> Stated goal
Search the data below for "umiejętności"; list each line that holds it.

━━━━━━━━━━━━━━━━━━━━

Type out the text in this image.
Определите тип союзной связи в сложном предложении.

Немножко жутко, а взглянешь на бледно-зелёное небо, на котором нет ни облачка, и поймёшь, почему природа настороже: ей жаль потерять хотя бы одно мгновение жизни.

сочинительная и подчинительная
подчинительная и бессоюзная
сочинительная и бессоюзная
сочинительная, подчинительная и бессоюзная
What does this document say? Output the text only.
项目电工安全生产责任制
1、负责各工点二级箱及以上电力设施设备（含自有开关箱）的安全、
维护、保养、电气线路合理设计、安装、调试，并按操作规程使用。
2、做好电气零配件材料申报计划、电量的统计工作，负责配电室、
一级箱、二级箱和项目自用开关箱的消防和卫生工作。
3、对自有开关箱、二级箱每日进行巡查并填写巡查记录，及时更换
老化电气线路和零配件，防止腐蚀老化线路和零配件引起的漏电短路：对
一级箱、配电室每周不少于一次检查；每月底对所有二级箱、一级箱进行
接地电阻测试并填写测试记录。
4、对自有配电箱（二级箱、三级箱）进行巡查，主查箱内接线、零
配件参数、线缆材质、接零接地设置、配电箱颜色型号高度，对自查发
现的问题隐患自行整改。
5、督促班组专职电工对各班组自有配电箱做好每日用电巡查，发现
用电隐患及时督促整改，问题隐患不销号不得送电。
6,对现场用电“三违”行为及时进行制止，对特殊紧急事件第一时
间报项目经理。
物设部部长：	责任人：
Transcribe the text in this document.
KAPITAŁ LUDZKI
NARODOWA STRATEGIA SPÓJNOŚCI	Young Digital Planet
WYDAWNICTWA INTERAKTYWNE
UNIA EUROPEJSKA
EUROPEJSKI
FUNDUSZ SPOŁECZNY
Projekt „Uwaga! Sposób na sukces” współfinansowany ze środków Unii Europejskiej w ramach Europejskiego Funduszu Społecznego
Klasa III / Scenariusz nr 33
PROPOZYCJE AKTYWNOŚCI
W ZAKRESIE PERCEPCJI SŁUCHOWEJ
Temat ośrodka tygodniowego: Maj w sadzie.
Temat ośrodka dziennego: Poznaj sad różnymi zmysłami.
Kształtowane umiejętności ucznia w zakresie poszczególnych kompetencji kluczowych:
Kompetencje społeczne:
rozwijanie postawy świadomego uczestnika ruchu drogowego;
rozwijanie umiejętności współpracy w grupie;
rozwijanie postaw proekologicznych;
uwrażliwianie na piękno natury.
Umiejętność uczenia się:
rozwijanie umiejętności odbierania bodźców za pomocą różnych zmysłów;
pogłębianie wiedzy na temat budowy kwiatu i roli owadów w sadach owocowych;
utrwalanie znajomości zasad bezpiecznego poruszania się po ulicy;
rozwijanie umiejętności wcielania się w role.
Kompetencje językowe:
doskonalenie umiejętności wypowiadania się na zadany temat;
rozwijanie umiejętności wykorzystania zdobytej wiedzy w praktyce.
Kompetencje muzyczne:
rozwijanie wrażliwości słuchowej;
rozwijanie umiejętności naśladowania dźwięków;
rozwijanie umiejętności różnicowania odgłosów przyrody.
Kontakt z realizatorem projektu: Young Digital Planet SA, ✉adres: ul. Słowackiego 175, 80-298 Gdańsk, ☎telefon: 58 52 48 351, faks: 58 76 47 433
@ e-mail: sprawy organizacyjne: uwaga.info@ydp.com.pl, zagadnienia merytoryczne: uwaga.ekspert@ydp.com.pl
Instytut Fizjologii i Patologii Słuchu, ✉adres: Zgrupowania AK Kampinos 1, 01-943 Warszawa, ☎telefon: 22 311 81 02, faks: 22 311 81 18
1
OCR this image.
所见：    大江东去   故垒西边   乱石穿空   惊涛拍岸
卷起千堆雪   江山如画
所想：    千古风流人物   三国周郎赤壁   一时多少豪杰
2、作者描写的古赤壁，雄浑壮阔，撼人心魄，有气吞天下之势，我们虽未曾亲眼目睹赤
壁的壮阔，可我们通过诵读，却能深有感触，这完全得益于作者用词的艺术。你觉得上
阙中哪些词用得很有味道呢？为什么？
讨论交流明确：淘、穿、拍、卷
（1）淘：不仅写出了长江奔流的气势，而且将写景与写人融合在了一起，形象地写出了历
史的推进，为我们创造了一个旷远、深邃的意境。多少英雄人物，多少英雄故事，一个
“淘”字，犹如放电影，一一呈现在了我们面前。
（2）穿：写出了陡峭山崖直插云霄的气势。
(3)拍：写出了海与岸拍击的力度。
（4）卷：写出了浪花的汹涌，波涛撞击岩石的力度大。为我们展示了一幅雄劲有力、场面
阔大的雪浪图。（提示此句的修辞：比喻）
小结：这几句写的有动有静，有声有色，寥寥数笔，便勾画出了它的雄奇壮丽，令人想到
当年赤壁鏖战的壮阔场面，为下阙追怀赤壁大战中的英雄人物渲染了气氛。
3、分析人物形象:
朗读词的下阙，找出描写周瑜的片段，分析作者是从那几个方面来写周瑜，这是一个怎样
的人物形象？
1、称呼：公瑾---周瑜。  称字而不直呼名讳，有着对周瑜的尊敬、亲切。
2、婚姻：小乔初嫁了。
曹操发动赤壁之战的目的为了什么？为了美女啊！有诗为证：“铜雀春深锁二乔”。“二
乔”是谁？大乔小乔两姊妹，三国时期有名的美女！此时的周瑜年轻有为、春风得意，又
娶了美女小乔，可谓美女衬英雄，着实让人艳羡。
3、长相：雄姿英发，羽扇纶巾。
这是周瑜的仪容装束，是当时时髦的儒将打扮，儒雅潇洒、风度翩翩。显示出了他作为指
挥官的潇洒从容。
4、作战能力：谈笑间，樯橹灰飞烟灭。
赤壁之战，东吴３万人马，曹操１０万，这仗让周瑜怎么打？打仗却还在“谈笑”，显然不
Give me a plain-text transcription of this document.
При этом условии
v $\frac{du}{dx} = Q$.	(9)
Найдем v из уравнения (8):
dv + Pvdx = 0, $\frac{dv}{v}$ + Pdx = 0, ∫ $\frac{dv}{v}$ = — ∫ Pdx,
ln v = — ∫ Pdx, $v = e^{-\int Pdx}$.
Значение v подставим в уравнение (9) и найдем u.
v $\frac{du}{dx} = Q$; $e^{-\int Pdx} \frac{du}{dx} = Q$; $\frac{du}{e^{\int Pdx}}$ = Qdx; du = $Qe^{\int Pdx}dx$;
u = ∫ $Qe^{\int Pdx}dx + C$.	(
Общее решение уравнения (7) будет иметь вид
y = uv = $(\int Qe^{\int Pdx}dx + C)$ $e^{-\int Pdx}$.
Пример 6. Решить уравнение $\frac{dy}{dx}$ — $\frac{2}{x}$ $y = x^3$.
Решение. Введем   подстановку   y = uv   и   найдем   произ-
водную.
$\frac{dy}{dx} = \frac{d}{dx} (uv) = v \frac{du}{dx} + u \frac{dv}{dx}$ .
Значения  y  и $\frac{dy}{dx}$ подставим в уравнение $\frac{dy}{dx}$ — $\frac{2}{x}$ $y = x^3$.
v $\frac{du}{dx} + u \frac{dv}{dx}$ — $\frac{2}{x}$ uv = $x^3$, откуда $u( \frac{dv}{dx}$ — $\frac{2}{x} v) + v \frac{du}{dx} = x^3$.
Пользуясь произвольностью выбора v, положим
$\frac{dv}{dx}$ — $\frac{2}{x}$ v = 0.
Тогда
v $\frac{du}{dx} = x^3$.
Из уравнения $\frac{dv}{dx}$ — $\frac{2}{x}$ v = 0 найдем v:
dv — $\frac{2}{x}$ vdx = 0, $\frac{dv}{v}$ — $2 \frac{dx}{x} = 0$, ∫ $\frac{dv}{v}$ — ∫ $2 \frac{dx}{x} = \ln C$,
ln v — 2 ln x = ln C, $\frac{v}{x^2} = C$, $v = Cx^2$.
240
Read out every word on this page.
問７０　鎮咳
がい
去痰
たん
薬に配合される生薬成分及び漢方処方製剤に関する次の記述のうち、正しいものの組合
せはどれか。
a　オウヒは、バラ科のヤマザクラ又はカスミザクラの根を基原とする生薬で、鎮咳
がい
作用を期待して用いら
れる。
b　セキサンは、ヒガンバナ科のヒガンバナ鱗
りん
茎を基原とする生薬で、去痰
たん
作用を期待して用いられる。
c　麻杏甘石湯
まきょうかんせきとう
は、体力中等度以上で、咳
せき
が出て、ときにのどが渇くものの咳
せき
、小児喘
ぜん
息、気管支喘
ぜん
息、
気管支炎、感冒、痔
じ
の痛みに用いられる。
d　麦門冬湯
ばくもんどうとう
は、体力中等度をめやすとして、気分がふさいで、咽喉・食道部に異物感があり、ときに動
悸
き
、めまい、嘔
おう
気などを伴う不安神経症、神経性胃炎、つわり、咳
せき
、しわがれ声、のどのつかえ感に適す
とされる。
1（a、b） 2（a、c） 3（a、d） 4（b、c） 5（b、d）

━━━━━━━━━━━━━━━━━━━━

> The solution
Kształtowane umiejętności ucznia w zakresie poszczególnych kompetencji kluczowych:
rozwijanie umiejętności współpracy w grupie;
rozwijanie umiejętności odbierania bodźców za pomocą różnych zmysłów;
rozwijanie umiejętności wcielania się w role.
doskonalenie umiejętności wypowiadania się na zadany temat;
rozwijanie umiejętności wykorzystania zdobytej wiedzy w praktyce.
rozwijanie umiejętności naśladowania dźwięków;
rozwijanie umiejętności różnicowania odgłosów przyrody.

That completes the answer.